Count how many lines below include the string "center", and give that number without anything else.

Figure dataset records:
□ □ □ □ □

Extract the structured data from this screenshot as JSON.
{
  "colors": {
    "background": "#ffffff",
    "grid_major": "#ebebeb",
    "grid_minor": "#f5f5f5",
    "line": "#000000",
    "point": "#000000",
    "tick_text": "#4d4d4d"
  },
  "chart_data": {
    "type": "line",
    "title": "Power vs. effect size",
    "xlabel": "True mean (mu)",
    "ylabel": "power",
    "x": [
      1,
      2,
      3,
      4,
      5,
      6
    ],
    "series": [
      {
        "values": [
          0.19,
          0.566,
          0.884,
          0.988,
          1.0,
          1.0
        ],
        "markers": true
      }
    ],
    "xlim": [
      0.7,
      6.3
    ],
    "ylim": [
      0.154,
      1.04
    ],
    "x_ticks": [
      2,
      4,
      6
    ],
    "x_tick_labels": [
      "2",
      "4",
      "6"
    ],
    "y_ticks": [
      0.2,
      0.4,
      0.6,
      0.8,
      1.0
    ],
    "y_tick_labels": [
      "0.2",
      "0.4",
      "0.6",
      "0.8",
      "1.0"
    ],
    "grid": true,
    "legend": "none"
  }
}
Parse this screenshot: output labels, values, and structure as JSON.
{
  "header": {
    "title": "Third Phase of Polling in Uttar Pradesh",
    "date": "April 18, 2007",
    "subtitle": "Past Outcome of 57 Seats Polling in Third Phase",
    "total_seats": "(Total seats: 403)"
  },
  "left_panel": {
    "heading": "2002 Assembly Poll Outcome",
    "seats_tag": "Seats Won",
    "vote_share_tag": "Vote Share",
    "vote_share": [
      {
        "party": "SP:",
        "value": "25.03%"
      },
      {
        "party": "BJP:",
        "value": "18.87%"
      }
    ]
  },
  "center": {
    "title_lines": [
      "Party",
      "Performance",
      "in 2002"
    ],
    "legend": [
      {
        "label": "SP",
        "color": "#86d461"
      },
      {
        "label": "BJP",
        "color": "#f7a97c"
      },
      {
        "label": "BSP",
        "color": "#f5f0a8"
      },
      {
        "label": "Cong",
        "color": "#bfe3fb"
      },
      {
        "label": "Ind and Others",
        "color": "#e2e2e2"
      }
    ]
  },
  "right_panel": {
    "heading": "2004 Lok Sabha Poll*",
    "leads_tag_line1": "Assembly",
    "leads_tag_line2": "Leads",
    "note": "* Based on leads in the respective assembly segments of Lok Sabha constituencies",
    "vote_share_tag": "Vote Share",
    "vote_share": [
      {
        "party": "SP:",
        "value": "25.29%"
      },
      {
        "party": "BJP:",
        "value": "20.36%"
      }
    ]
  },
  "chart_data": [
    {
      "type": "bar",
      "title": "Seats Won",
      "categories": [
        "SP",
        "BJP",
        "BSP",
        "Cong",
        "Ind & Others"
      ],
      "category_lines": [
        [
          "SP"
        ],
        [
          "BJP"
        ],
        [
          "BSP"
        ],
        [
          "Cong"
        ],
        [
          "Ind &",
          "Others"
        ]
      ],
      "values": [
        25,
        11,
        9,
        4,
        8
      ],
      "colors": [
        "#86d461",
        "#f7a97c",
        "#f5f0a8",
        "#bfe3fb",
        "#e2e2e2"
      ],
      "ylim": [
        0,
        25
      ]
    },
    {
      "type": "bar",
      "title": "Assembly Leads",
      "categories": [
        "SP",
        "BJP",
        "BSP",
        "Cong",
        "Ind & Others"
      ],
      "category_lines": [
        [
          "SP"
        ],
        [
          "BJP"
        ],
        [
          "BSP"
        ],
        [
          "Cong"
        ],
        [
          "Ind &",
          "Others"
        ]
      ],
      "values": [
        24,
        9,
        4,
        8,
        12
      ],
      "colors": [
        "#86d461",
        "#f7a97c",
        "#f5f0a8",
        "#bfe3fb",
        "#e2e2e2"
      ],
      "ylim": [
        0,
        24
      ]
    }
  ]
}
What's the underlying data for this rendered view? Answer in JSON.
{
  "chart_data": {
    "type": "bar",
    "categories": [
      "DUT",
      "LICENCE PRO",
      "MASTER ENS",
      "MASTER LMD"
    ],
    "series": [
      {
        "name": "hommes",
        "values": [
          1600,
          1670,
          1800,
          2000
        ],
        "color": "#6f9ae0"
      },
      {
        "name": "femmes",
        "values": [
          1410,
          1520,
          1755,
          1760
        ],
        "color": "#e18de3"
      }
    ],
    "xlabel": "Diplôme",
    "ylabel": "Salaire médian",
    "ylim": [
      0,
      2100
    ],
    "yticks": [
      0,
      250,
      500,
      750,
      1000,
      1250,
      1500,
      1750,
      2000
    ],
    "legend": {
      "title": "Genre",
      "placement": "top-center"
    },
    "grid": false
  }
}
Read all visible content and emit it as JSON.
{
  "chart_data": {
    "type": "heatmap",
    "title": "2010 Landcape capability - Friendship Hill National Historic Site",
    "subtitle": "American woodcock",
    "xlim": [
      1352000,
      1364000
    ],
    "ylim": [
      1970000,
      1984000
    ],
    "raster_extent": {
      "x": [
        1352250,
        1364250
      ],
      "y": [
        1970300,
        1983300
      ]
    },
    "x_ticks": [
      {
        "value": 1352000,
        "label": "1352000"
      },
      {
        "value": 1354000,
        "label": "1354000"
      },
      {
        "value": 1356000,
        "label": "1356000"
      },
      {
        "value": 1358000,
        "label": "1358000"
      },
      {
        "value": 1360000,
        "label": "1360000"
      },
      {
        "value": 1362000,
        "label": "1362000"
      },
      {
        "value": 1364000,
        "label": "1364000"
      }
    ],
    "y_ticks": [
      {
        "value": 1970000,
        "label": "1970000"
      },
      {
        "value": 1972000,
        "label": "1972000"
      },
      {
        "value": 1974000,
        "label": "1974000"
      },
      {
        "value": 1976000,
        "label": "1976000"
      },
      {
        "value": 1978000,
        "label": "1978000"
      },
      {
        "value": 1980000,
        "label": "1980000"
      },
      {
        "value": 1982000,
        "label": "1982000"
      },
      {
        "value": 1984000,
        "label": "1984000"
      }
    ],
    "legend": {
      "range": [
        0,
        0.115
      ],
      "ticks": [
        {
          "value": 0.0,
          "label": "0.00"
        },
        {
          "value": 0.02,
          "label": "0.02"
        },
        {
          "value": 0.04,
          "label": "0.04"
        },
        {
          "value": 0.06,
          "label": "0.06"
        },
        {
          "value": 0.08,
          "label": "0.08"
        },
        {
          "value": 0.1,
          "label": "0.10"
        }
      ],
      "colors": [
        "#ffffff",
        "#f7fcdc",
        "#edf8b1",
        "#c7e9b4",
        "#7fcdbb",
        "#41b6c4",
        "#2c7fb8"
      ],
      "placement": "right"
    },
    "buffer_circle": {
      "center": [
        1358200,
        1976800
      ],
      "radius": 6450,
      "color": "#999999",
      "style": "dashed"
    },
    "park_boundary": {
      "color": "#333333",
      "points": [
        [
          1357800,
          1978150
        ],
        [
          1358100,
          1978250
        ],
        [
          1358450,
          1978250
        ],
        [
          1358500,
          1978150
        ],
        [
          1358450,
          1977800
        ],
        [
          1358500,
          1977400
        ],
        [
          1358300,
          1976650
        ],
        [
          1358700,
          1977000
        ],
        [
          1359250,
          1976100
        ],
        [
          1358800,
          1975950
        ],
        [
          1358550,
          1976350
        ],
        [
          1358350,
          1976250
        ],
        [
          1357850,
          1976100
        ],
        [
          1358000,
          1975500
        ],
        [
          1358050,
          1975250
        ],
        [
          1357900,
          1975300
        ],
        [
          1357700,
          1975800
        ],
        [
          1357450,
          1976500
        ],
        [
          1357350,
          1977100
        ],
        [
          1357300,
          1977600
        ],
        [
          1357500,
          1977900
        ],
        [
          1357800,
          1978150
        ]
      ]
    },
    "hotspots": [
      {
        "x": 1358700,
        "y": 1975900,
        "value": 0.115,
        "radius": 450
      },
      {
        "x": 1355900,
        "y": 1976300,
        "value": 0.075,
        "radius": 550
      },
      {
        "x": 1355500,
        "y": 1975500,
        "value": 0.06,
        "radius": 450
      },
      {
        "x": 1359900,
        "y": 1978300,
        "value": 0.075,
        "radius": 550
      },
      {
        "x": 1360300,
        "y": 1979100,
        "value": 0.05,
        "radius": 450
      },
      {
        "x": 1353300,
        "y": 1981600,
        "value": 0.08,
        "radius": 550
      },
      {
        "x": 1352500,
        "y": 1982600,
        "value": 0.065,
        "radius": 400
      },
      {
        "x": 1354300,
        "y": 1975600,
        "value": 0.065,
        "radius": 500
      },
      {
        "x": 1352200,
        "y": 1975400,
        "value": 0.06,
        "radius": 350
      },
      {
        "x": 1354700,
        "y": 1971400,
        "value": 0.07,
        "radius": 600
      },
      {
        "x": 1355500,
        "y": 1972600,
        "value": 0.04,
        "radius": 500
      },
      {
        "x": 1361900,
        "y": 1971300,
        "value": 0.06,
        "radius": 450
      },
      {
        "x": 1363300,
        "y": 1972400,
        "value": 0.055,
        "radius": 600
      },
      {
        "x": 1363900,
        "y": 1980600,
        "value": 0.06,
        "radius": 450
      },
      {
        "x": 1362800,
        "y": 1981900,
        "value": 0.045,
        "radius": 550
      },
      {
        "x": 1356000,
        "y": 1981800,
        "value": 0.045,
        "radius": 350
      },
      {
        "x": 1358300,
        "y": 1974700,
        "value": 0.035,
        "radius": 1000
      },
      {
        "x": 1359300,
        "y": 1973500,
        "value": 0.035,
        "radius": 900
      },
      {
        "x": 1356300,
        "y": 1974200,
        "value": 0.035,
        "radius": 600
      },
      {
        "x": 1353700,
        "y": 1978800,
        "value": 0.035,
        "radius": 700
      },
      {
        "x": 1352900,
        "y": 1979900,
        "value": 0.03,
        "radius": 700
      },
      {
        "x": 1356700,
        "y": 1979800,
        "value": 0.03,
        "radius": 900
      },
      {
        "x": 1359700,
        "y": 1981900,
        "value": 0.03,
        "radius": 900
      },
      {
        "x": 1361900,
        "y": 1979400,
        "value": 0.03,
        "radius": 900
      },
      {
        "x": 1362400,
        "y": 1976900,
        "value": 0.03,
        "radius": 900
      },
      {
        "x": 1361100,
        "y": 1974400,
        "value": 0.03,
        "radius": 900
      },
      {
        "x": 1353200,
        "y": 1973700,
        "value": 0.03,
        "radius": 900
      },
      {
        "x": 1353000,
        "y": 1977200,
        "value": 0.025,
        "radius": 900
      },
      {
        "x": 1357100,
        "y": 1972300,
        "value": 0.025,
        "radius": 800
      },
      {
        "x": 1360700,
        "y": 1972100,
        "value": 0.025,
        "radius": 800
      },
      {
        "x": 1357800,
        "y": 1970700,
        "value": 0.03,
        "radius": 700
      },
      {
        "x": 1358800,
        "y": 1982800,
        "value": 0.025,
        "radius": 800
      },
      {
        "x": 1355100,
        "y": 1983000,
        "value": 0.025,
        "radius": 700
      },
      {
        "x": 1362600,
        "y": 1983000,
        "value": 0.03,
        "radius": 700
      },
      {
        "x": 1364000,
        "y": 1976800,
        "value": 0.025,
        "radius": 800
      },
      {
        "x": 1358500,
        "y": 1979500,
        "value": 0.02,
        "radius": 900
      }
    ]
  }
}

□ □ □ □ □

▸ **TASK OUTPUT**
3